Problem to solve:
Check each line of the material. Copy those containing "text".

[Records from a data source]
* * * * * * * * *

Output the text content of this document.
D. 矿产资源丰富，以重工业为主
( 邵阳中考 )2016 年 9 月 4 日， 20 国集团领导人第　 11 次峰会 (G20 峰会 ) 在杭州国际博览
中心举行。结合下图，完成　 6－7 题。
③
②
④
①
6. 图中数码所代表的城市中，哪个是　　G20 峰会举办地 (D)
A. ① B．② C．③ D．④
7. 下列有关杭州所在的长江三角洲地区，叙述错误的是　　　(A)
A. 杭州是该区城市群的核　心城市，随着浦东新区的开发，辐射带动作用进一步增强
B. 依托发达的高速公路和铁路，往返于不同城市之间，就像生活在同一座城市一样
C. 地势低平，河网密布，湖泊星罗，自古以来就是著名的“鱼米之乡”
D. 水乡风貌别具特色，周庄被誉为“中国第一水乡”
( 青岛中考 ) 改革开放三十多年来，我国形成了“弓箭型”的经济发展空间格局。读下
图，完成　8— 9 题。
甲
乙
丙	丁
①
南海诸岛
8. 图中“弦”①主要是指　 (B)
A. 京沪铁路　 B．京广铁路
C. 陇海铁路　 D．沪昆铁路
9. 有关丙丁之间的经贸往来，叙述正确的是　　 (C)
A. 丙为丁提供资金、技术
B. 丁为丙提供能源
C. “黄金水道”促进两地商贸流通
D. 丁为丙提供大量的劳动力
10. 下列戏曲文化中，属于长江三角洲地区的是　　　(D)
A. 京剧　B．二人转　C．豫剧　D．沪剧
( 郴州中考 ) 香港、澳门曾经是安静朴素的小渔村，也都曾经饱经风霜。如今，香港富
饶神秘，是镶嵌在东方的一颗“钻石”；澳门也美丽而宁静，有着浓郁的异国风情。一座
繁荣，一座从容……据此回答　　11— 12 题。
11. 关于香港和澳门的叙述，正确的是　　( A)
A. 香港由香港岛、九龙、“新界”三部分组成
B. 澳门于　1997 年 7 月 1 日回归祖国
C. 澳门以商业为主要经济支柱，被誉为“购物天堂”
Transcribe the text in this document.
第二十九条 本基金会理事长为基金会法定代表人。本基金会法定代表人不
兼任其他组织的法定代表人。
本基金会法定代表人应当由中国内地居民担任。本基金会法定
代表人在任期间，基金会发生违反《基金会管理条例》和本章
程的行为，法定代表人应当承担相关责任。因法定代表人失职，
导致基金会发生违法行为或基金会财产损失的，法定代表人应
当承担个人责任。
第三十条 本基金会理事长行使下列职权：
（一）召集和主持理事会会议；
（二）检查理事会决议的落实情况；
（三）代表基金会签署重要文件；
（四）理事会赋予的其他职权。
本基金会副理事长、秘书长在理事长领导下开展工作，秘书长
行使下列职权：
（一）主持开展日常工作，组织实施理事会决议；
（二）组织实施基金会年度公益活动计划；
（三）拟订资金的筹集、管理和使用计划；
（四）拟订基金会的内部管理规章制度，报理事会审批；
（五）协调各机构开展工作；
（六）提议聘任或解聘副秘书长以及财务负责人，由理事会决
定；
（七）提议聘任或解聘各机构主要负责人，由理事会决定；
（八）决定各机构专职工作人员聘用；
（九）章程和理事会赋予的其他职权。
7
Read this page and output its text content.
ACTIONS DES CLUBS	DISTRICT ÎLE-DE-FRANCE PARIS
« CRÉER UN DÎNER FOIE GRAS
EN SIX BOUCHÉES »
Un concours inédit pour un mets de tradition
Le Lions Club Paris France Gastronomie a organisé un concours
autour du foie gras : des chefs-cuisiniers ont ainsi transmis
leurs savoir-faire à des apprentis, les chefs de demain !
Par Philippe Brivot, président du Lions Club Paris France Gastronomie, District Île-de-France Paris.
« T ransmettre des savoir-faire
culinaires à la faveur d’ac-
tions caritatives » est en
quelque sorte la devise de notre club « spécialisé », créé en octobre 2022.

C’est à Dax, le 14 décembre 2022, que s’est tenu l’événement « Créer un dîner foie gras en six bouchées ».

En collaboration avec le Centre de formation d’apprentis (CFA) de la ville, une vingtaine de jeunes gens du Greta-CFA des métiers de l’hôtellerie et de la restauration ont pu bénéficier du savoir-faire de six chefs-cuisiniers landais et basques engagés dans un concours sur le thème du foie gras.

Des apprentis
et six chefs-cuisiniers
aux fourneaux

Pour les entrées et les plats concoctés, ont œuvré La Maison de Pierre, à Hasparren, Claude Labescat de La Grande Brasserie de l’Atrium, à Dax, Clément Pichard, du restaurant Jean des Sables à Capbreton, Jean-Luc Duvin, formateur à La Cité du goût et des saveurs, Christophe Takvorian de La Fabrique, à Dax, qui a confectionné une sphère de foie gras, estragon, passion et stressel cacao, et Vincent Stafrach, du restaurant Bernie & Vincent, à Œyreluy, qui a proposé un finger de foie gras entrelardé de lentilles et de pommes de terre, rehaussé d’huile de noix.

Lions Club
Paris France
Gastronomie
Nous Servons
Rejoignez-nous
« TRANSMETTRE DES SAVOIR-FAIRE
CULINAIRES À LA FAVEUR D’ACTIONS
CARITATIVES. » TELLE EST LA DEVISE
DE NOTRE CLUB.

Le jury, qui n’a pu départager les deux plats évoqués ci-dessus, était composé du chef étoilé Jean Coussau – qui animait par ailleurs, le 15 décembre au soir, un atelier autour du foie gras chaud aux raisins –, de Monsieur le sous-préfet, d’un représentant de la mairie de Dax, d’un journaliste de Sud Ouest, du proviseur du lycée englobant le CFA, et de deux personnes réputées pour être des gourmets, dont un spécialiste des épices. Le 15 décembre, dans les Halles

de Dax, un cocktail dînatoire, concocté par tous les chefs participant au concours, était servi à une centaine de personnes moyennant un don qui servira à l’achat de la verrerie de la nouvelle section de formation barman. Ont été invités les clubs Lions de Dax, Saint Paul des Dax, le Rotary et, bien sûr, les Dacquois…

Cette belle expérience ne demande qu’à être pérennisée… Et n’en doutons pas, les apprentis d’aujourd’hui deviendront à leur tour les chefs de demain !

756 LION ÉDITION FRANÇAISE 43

* * * * * * * * *

Complete output:
Output the text content of this document.
Transcribe the text in this document.
Read this page and output its text content.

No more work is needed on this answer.